[A block of data]

________

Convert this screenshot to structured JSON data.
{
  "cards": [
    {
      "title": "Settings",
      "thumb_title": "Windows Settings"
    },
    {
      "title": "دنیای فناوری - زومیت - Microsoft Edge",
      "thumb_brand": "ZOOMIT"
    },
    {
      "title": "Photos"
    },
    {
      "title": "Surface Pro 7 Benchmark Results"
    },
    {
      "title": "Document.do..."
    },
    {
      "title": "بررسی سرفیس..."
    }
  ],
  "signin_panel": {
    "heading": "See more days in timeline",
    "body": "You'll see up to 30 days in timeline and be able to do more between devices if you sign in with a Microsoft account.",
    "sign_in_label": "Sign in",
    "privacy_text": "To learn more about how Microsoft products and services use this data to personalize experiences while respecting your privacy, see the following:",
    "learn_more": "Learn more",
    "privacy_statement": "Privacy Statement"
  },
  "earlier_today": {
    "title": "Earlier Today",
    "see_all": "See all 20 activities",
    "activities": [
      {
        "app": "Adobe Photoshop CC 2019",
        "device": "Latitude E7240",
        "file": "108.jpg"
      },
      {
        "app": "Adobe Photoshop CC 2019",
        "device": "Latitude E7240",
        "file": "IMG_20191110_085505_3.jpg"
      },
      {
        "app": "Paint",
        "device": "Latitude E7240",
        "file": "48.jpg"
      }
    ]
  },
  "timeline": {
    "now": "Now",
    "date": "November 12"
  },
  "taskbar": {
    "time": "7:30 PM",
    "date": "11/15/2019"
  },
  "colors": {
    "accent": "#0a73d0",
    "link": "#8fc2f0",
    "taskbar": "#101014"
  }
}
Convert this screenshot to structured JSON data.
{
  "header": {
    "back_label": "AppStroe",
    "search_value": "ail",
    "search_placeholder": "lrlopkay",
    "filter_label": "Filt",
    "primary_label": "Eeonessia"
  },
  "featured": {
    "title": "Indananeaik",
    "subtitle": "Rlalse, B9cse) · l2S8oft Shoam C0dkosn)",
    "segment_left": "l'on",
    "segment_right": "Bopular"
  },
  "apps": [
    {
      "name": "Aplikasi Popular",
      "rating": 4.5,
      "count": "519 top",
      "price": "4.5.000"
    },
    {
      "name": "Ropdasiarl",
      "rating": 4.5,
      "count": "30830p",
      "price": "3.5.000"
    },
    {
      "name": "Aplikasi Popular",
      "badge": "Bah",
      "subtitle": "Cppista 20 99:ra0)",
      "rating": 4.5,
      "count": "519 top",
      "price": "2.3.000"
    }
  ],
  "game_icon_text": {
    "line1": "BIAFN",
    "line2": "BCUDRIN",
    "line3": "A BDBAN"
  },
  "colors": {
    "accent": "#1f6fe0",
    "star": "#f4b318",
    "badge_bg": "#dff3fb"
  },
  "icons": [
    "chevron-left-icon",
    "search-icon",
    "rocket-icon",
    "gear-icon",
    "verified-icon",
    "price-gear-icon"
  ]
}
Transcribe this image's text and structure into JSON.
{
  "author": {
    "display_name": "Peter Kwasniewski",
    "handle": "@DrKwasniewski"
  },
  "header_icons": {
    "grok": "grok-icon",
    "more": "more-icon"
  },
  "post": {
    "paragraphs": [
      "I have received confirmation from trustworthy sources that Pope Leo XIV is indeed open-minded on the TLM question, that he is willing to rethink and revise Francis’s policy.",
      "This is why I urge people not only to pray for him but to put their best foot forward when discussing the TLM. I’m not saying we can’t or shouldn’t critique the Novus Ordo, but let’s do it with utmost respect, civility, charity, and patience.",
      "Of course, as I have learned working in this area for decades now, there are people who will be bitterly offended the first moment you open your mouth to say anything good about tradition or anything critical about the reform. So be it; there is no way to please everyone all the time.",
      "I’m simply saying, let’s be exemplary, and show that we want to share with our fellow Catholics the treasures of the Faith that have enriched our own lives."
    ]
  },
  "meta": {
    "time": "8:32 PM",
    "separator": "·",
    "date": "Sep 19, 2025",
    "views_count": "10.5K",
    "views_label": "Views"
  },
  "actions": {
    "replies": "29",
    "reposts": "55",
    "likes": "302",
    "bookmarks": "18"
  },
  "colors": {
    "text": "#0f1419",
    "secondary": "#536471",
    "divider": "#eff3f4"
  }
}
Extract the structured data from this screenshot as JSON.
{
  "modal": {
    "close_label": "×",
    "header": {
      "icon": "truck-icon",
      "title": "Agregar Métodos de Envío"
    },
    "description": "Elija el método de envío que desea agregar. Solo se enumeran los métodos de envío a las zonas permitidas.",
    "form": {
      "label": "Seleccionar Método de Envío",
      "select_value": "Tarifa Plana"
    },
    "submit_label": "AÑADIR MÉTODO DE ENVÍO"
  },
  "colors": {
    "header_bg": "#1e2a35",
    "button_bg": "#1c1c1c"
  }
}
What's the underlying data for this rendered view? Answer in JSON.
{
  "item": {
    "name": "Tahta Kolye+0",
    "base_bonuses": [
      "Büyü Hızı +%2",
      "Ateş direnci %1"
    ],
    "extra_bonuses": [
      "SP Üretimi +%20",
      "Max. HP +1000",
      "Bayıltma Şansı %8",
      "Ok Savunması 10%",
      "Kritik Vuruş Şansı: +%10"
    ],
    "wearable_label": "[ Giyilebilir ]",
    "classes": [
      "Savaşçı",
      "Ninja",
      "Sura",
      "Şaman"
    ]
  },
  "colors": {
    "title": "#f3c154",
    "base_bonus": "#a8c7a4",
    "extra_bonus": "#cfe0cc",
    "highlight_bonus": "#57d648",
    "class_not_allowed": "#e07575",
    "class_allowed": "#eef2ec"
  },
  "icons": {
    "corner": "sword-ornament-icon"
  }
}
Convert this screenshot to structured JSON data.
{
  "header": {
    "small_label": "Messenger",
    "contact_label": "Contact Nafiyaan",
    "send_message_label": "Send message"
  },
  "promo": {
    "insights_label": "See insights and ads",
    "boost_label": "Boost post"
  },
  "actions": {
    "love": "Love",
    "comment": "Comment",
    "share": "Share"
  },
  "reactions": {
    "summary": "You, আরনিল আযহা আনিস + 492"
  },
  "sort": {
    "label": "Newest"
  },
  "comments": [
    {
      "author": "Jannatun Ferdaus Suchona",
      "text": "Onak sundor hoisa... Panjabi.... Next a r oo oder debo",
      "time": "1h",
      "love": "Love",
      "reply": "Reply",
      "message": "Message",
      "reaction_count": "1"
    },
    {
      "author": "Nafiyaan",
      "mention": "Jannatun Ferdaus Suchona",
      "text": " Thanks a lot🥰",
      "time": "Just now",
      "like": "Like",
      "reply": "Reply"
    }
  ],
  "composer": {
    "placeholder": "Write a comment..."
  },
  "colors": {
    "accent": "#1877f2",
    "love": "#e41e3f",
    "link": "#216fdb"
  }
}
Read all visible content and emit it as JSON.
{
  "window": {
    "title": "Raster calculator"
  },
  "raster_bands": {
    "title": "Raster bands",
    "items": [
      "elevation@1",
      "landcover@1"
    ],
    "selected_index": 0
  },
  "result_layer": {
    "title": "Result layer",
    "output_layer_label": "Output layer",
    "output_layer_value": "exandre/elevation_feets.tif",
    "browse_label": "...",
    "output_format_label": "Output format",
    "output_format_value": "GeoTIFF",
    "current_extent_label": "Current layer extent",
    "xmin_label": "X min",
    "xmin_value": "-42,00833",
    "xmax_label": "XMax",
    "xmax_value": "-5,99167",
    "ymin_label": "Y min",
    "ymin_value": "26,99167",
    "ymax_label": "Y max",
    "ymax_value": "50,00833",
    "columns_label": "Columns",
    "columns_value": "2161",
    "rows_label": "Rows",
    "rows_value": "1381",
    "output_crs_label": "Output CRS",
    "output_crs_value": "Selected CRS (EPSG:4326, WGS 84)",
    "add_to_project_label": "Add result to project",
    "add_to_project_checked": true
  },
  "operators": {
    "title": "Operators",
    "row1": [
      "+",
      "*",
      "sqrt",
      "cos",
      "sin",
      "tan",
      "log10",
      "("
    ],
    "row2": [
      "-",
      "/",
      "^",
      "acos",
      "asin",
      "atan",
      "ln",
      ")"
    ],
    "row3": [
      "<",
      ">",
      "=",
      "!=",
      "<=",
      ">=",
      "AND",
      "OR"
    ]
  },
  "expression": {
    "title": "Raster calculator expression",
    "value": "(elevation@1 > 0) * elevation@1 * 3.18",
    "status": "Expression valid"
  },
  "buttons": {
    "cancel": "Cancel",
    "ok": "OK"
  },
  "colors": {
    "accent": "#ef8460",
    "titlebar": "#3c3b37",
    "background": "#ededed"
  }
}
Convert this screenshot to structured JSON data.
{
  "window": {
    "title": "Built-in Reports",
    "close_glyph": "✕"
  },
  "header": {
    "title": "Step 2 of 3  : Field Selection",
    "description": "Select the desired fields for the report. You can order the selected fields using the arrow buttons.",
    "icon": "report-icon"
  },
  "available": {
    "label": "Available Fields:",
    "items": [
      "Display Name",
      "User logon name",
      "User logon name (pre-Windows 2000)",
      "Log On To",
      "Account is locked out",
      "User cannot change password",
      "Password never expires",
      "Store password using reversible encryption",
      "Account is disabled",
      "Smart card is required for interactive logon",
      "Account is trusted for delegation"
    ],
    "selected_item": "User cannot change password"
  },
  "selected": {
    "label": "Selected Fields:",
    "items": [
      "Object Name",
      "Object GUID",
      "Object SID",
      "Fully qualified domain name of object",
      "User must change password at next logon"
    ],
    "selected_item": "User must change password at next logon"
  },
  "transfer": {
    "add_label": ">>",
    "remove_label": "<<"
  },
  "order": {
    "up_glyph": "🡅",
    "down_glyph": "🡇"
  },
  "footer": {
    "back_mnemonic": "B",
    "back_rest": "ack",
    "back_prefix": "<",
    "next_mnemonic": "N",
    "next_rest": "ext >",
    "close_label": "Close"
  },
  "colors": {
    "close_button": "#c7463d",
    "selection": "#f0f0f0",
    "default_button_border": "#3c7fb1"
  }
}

________

Exercise task >> Scan the lines for the string "Microsoft". Copy out each line that matches.

The solution >>
      "title": "دنیای فناوری - زومیت - Microsoft Edge",
    "body": "You'll see up to 30 days in timeline and be able to do more between devices if you sign in with a Microsoft account.",
    "privacy_text": "To learn more about how Microsoft products and services use this data to personalize experiences while respecting your privacy, see the following:",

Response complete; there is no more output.